▶ **Do this**
Take the material below and write it all out again exactly.

=======

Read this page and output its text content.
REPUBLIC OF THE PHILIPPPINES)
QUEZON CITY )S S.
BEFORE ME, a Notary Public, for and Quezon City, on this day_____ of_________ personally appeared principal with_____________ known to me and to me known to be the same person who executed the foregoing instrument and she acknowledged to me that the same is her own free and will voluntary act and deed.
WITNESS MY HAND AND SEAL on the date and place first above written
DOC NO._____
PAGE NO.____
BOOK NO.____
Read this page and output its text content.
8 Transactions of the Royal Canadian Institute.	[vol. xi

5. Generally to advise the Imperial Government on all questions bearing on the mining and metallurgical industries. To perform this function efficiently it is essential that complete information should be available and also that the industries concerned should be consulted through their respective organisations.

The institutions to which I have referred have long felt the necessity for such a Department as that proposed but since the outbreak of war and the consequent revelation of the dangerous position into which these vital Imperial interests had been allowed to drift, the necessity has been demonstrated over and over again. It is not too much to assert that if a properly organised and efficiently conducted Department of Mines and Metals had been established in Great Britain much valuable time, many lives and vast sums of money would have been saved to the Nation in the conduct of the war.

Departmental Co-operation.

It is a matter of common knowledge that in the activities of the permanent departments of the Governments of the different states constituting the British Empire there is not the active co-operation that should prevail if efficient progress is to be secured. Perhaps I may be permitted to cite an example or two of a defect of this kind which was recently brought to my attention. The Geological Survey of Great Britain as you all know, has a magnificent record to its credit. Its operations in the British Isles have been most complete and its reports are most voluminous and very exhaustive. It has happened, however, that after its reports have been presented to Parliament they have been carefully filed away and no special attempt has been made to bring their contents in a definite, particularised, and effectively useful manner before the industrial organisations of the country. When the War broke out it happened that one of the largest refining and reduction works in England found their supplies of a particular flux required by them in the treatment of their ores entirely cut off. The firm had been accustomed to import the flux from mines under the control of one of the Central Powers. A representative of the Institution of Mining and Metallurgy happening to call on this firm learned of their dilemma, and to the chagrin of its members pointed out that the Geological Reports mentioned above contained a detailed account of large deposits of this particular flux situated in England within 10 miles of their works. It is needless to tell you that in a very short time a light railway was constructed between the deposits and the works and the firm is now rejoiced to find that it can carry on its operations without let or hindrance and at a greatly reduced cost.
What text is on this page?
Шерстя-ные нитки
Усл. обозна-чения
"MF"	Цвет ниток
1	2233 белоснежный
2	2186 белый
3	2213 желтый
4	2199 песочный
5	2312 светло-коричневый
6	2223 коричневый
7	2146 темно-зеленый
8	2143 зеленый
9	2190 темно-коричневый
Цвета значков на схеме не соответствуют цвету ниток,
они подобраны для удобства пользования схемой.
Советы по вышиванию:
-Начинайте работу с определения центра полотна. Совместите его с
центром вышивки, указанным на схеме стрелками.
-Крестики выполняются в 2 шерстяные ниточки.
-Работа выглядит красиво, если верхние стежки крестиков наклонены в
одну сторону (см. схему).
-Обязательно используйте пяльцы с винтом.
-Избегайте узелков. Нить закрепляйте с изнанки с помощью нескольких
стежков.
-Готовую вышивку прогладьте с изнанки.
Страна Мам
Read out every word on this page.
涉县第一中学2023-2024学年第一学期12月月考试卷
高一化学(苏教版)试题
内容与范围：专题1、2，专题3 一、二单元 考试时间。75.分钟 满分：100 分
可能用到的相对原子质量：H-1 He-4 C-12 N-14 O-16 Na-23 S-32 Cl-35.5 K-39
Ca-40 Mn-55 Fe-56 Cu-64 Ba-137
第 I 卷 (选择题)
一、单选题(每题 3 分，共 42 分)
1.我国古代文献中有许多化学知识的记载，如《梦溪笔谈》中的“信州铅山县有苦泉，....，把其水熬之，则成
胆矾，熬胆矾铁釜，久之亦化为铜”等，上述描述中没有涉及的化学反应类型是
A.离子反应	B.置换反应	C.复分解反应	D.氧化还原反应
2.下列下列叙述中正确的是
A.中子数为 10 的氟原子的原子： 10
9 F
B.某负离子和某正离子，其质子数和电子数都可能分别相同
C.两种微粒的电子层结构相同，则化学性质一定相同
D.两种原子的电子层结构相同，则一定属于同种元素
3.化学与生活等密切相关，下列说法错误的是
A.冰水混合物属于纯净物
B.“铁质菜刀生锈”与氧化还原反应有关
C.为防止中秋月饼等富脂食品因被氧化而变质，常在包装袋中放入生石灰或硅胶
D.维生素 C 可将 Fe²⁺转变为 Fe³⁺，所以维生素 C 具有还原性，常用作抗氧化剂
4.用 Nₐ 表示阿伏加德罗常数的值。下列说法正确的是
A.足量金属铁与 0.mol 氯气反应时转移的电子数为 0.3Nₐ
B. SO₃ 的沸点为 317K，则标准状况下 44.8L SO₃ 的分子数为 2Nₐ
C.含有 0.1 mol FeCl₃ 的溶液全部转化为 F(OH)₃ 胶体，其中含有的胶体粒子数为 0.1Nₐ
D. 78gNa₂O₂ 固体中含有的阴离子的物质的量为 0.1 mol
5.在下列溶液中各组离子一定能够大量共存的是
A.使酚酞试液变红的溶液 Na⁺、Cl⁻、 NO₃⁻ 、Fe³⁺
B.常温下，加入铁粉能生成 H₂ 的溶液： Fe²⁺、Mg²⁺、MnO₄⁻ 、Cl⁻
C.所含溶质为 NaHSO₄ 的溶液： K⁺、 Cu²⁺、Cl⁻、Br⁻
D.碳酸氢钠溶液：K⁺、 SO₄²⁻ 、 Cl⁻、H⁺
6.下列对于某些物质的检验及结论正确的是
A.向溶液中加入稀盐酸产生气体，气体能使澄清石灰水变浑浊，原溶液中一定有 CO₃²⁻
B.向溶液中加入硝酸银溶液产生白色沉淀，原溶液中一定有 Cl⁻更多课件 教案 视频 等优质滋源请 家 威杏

=======

▶ **The output**
Read this page and output its text content.
REPUBLIC OF THE PHILIPPPINES)
QUEZON CITY )S S.
BEFORE ME, a Notary Public, for and Quezon City, on this day_____ of_________ personally appeared principal with_____________ known to me and to me known to be the same person who executed the foregoing instrument and she acknowledged to me that the same is her own free and will voluntary act and deed.
WITNESS MY HAND AND SEAL on the date and place first above written
DOC NO._____
PAGE NO.____
BOOK NO.____
Read this page and output its text content.
8 Transactions of the Royal Canadian Institute.	[vol. xi

5. Generally to advise the Imperial Government on all questions bearing on the mining and metallurgical industries. To perform this function efficiently it is essential that complete information should be available and also that the industries concerned should be consulted through their respective organisations.

The institutions to which I have referred have long felt the necessity for such a Department as that proposed but since the outbreak of war and the consequent revelation of the dangerous position into which these vital Imperial interests had been allowed to drift, the necessity has been demonstrated over and over again. It is not too much to assert that if a properly organised and efficiently conducted Department of Mines and Metals had been established in Great Britain much valuable time, many lives and vast sums of money would have been saved to the Nation in the conduct of the war.

Departmental Co-operation.

It is a matter of common knowledge that in the activities of the permanent departments of the Governments of the different states constituting the British Empire there is not the active co-operation that should prevail if efficient progress is to be secured. Perhaps I may be permitted to cite an example or two of a defect of this kind which was recently brought to my attention. The Geological Survey of Great Britain as you all know, has a magnificent record to its credit. Its operations in the British Isles have been most complete and its reports are most voluminous and very exhaustive. It has happened, however, that after its reports have been presented to Parliament they have been carefully filed away and no special attempt has been made to bring their contents in a definite, particularised, and effectively useful manner before the industrial organisations of the country. When the War broke out it happened that one of the largest refining and reduction works in England found their supplies of a particular flux required by them in the treatment of their ores entirely cut off. The firm had been accustomed to import the flux from mines under the control of one of the Central Powers. A representative of the Institution of Mining and Metallurgy happening to call on this firm learned of their dilemma, and to the chagrin of its members pointed out that the Geological Reports mentioned above contained a detailed account of large deposits of this particular flux situated in England within 10 miles of their works. It is needless to tell you that in a very short time a light railway was constructed between the deposits and the works and the firm is now rejoiced to find that it can carry on its operations without let or hindrance and at a greatly reduced cost.
What text is on this page?
Шерстя-ные нитки
Усл. обозна-чения
"MF"	Цвет ниток
1	2233 белоснежный
2	2186 белый
3	2213 желтый
4	2199 песочный
5	2312 светло-коричневый
6	2223 коричневый
7	2146 темно-зеленый
8	2143 зеленый
9	2190 темно-коричневый
Цвета значков на схеме не соответствуют цвету ниток,
они подобраны для удобства пользования схемой.
Советы по вышиванию:
-Начинайте работу с определения центра полотна. Совместите его с
центром вышивки, указанным на схеме стрелками.
-Крестики выполняются в 2 шерстяные ниточки.
-Работа выглядит красиво, если верхние стежки крестиков наклонены в
одну сторону (см. схему).
-Обязательно используйте пяльцы с винтом.
-Избегайте узелков. Нить закрепляйте с изнанки с помощью нескольких
стежков.
-Готовую вышивку прогладьте с изнанки.
Страна Мам
Read out every word on this page.
涉县第一中学2023-2024学年第一学期12月月考试卷
高一化学(苏教版)试题
内容与范围：专题1、2，专题3 一、二单元 考试时间。75.分钟 满分：100 分
可能用到的相对原子质量：H-1 He-4 C-12 N-14 O-16 Na-23 S-32 Cl-35.5 K-39
Ca-40 Mn-55 Fe-56 Cu-64 Ba-137
第 I 卷 (选择题)
一、单选题(每题 3 分，共 42 分)
1.我国古代文献中有许多化学知识的记载，如《梦溪笔谈》中的“信州铅山县有苦泉，....，把其水熬之，则成
胆矾，熬胆矾铁釜，久之亦化为铜”等，上述描述中没有涉及的化学反应类型是
A.离子反应	B.置换反应	C.复分解反应	D.氧化还原反应
2.下列下列叙述中正确的是
A.中子数为 10 的氟原子的原子： 10
9 F
B.某负离子和某正离子，其质子数和电子数都可能分别相同
C.两种微粒的电子层结构相同，则化学性质一定相同
D.两种原子的电子层结构相同，则一定属于同种元素
3.化学与生活等密切相关，下列说法错误的是
A.冰水混合物属于纯净物
B.“铁质菜刀生锈”与氧化还原反应有关
C.为防止中秋月饼等富脂食品因被氧化而变质，常在包装袋中放入生石灰或硅胶
D.维生素 C 可将 Fe²⁺转变为 Fe³⁺，所以维生素 C 具有还原性，常用作抗氧化剂
4.用 Nₐ 表示阿伏加德罗常数的值。下列说法正确的是
A.足量金属铁与 0.mol 氯气反应时转移的电子数为 0.3Nₐ
B. SO₃ 的沸点为 317K，则标准状况下 44.8L SO₃ 的分子数为 2Nₐ
C.含有 0.1 mol FeCl₃ 的溶液全部转化为 F(OH)₃ 胶体，其中含有的胶体粒子数为 0.1Nₐ
D. 78gNa₂O₂ 固体中含有的阴离子的物质的量为 0.1 mol
5.在下列溶液中各组离子一定能够大量共存的是
A.使酚酞试液变红的溶液 Na⁺、Cl⁻、 NO₃⁻ 、Fe³⁺
B.常温下，加入铁粉能生成 H₂ 的溶液： Fe²⁺、Mg²⁺、MnO₄⁻ 、Cl⁻
C.所含溶质为 NaHSO₄ 的溶液： K⁺、 Cu²⁺、Cl⁻、Br⁻
D.碳酸氢钠溶液：K⁺、 SO₄²⁻ 、 Cl⁻、H⁺
6.下列对于某些物质的检验及结论正确的是
A.向溶液中加入稀盐酸产生气体，气体能使澄清石灰水变浑浊，原溶液中一定有 CO₃²⁻
B.向溶液中加入硝酸银溶液产生白色沉淀，原溶液中一定有 Cl⁻更多课件 教案 视频 等优质滋源请 家 威杏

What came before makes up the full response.